[Excerpt from a dataset]

┌──

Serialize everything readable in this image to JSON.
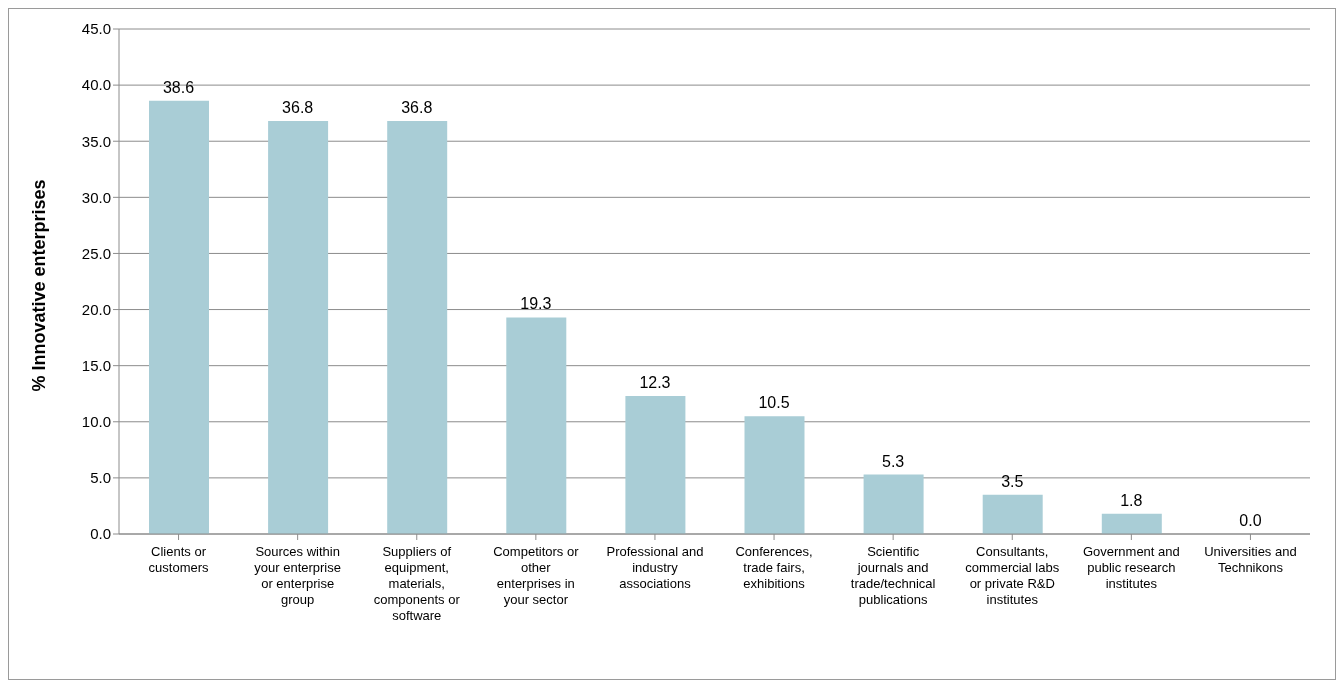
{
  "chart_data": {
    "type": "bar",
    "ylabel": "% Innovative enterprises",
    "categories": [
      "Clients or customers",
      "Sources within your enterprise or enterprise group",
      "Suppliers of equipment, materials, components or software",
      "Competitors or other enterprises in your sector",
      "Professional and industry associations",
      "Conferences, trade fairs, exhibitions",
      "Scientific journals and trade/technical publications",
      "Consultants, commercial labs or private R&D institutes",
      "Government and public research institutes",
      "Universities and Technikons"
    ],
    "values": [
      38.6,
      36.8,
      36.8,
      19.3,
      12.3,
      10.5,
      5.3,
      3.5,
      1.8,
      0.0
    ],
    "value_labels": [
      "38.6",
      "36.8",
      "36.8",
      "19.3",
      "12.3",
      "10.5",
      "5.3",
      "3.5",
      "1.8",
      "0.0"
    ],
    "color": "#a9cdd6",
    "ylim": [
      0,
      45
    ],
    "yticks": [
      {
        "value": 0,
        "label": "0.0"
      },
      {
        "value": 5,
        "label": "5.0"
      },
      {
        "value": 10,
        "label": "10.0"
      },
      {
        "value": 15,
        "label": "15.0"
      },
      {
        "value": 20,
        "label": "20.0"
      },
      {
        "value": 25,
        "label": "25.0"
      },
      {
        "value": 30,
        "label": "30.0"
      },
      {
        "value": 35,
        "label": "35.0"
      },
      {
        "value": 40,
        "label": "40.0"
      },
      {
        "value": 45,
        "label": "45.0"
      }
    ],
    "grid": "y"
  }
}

└──
┌──

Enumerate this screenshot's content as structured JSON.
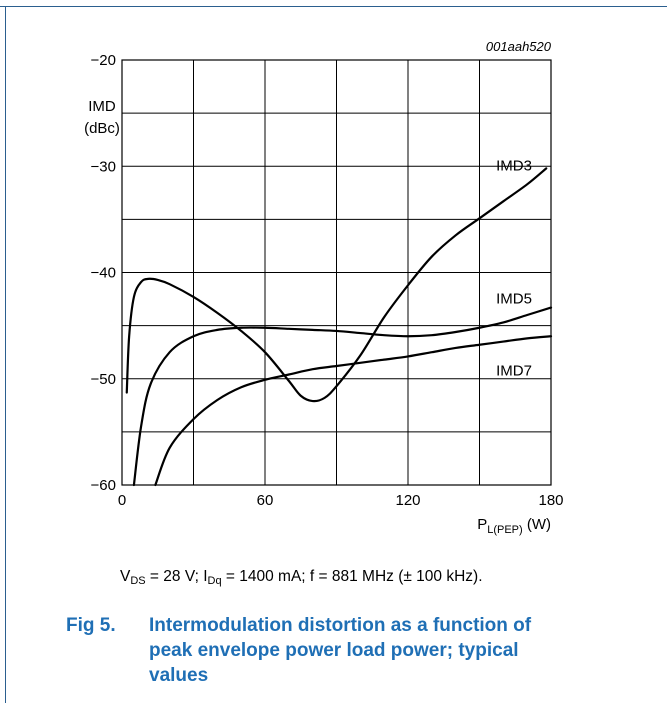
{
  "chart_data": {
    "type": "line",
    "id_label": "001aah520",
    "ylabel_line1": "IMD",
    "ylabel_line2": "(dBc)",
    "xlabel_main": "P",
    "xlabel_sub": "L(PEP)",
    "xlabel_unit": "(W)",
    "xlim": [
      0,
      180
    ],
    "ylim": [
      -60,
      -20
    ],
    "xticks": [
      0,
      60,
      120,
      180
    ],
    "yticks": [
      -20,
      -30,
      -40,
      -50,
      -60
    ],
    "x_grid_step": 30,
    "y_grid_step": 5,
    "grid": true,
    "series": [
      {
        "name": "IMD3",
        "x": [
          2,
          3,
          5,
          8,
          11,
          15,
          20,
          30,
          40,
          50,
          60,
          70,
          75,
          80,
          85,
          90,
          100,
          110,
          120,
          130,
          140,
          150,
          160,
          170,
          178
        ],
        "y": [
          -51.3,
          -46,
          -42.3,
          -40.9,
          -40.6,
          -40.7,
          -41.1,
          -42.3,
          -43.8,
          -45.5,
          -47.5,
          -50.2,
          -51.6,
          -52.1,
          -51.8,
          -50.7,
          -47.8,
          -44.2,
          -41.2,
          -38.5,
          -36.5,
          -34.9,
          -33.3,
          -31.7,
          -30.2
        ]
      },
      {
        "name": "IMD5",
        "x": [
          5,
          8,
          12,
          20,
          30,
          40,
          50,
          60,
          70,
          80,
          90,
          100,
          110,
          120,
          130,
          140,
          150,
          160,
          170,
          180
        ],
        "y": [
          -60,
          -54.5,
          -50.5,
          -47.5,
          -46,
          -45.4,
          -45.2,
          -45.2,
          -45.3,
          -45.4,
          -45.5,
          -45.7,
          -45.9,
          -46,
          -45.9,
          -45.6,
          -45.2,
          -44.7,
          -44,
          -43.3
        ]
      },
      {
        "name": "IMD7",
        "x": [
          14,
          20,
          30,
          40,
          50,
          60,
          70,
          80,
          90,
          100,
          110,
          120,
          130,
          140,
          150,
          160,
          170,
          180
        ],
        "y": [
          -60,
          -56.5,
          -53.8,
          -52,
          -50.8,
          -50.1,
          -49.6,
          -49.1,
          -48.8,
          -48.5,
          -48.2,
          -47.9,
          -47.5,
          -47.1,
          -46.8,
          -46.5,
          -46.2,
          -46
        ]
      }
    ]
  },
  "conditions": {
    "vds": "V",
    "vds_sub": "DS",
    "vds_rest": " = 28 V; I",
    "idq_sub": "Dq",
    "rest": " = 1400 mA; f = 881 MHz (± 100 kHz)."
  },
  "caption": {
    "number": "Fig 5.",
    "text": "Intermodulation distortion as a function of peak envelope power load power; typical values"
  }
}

└──
┌──

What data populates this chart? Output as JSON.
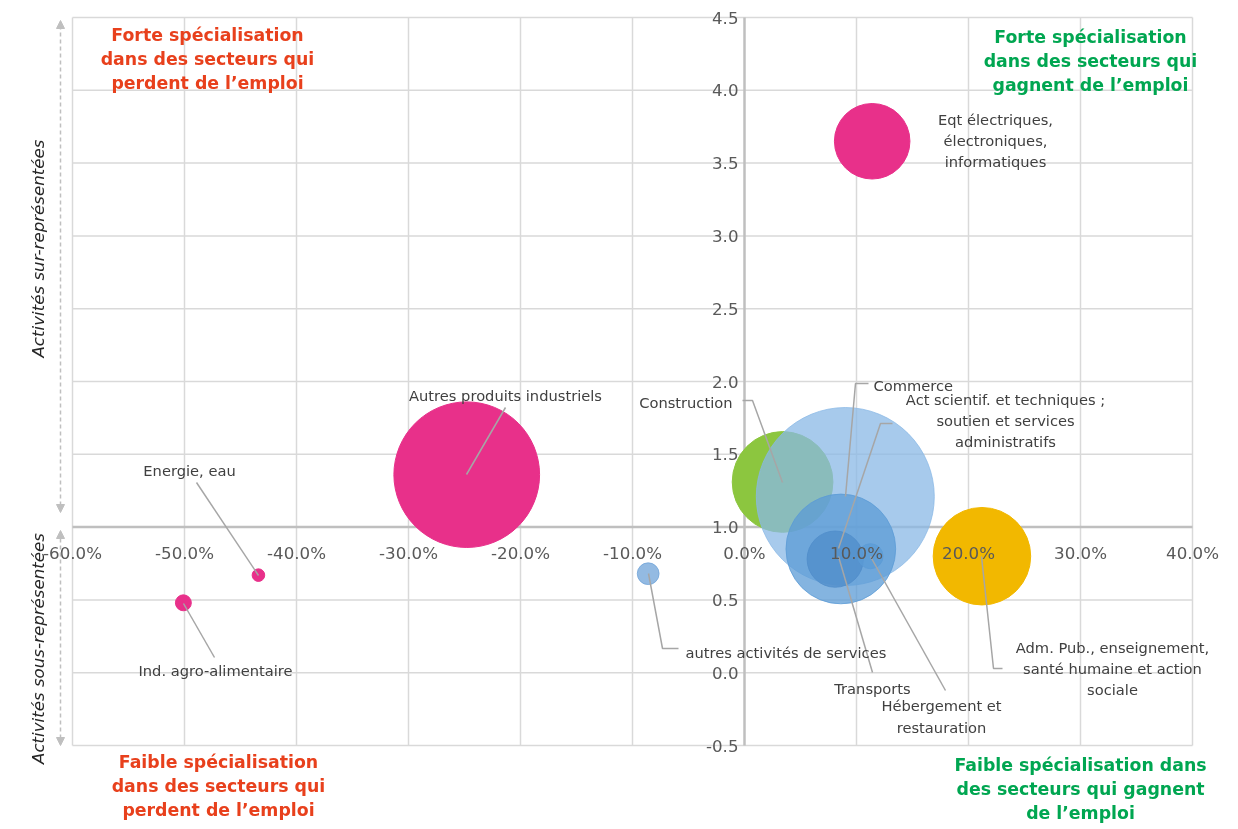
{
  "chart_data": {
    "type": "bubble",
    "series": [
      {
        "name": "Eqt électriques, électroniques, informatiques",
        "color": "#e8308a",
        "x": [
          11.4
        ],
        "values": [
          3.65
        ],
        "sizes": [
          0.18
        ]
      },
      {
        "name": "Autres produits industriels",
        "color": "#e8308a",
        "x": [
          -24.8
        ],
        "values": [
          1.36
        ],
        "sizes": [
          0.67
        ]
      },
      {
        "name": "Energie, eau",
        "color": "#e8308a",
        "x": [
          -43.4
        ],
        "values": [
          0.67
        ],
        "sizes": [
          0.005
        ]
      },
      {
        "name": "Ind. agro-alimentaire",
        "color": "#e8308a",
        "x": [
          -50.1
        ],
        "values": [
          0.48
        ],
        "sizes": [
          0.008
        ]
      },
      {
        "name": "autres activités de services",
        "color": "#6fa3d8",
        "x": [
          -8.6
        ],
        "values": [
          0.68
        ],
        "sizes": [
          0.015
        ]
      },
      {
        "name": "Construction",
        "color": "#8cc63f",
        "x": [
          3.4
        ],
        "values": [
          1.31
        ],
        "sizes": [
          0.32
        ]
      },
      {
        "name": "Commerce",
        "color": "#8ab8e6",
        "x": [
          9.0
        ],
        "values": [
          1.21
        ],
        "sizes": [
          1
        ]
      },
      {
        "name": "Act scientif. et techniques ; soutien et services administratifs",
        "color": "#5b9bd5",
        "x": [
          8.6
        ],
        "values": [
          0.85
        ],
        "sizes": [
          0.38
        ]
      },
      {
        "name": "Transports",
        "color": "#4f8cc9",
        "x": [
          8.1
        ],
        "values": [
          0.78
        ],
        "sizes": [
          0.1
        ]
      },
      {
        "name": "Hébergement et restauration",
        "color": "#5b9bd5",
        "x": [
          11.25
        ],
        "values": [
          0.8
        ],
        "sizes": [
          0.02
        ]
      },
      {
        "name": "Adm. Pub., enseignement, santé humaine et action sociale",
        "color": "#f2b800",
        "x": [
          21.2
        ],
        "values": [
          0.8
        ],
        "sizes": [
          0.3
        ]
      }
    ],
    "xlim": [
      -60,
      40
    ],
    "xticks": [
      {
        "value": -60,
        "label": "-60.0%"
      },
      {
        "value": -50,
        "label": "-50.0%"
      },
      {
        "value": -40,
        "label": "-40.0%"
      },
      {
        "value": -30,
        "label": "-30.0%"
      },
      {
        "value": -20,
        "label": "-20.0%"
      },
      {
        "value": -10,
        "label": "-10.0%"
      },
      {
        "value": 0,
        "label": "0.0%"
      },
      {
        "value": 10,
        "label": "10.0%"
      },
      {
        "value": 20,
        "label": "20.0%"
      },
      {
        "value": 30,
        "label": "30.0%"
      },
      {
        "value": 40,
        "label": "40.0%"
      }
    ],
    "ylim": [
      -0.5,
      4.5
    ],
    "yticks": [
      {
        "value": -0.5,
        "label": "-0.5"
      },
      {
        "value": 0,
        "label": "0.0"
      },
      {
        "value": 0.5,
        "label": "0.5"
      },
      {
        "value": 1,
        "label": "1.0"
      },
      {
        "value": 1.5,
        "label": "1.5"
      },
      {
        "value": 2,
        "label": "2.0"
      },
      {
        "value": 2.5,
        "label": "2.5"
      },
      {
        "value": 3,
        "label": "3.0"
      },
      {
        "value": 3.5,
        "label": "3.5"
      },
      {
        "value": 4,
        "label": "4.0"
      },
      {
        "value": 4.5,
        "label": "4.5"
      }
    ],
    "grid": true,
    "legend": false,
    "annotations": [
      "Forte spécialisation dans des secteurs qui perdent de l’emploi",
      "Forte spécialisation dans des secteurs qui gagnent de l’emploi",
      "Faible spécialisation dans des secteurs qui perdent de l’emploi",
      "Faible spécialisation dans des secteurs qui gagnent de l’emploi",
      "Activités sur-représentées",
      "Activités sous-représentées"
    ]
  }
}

└──

> **Requirements**
Select and copy every line from the records that includes the word "services".

> **Written answer**
        "name": "autres activités de services",
        "name": "Act scientif. et techniques ; soutien et services administratifs",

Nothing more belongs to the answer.